_Your task_.
Output the material word for word. Leave each picture out.

[Records]
------------------------------

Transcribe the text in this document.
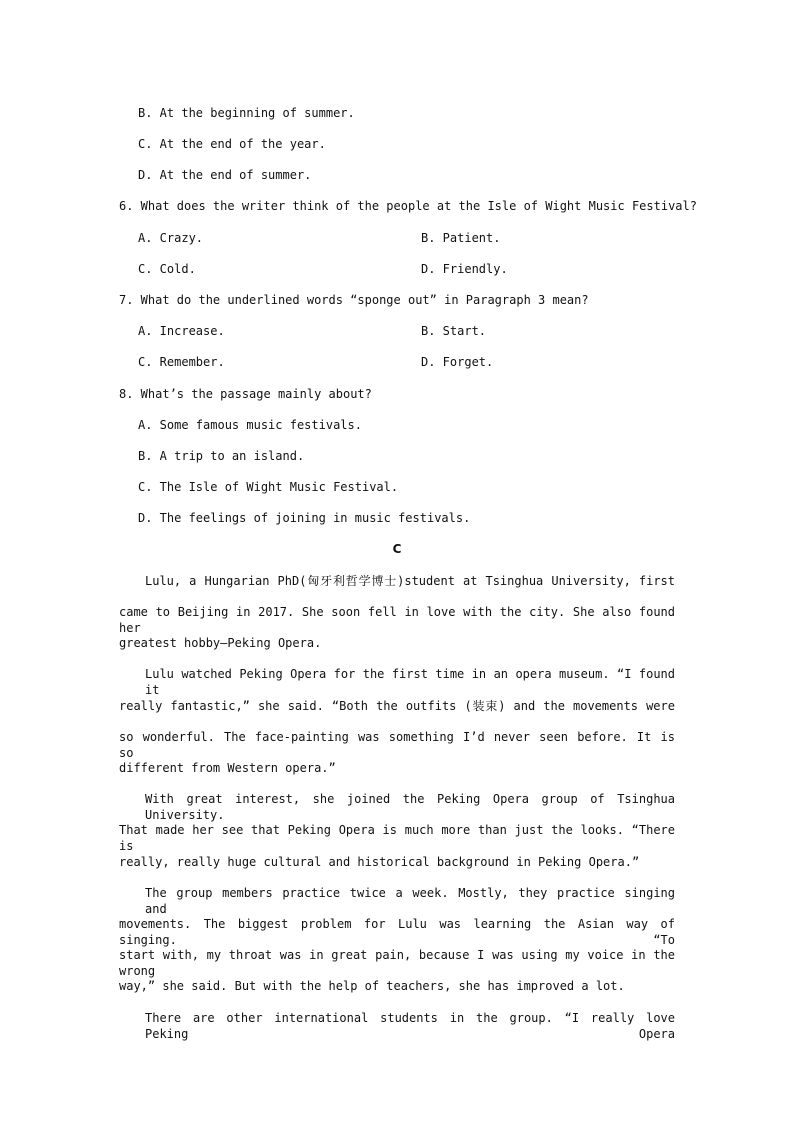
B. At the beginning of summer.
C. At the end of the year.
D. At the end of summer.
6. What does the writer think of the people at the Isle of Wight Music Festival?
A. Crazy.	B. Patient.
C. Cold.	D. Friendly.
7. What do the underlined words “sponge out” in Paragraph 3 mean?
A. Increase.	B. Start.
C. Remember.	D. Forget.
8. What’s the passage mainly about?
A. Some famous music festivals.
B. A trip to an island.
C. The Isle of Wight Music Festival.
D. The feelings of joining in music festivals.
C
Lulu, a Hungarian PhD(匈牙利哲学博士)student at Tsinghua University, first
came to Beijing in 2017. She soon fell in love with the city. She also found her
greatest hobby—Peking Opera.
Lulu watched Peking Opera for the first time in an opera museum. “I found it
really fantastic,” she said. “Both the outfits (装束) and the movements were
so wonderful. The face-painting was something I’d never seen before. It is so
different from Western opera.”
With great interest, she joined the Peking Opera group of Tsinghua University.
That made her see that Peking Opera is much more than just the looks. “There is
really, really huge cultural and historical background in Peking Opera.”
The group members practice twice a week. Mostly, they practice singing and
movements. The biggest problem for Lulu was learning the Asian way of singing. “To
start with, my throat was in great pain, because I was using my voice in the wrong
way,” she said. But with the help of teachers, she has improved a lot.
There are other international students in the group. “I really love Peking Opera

------------------------------

_Result for this task_.
Transcribe the text in this document.
B. At the beginning of summer.
C. At the end of the year.
D. At the end of summer.
6. What does the writer think of the people at the Isle of Wight Music Festival?
A. Crazy.	B. Patient.
C. Cold.	D. Friendly.
7. What do the underlined words “sponge out” in Paragraph 3 mean?
A. Increase.	B. Start.
C. Remember.	D. Forget.
8. What’s the passage mainly about?
A. Some famous music festivals.
B. A trip to an island.
C. The Isle of Wight Music Festival.
D. The feelings of joining in music festivals.
C
Lulu, a Hungarian PhD(匈牙利哲学博士)student at Tsinghua University, first
came to Beijing in 2017. She soon fell in love with the city. She also found her
greatest hobby—Peking Opera.
Lulu watched Peking Opera for the first time in an opera museum. “I found it
really fantastic,” she said. “Both the outfits (装束) and the movements were
so wonderful. The face-painting was something I’d never seen before. It is so
different from Western opera.”
With great interest, she joined the Peking Opera group of Tsinghua University.
That made her see that Peking Opera is much more than just the looks. “There is
really, really huge cultural and historical background in Peking Opera.”
The group members practice twice a week. Mostly, they practice singing and
movements. The biggest problem for Lulu was learning the Asian way of singing. “To
start with, my throat was in great pain, because I was using my voice in the wrong
way,” she said. But with the help of teachers, she has improved a lot.
There are other international students in the group. “I really love Peking Opera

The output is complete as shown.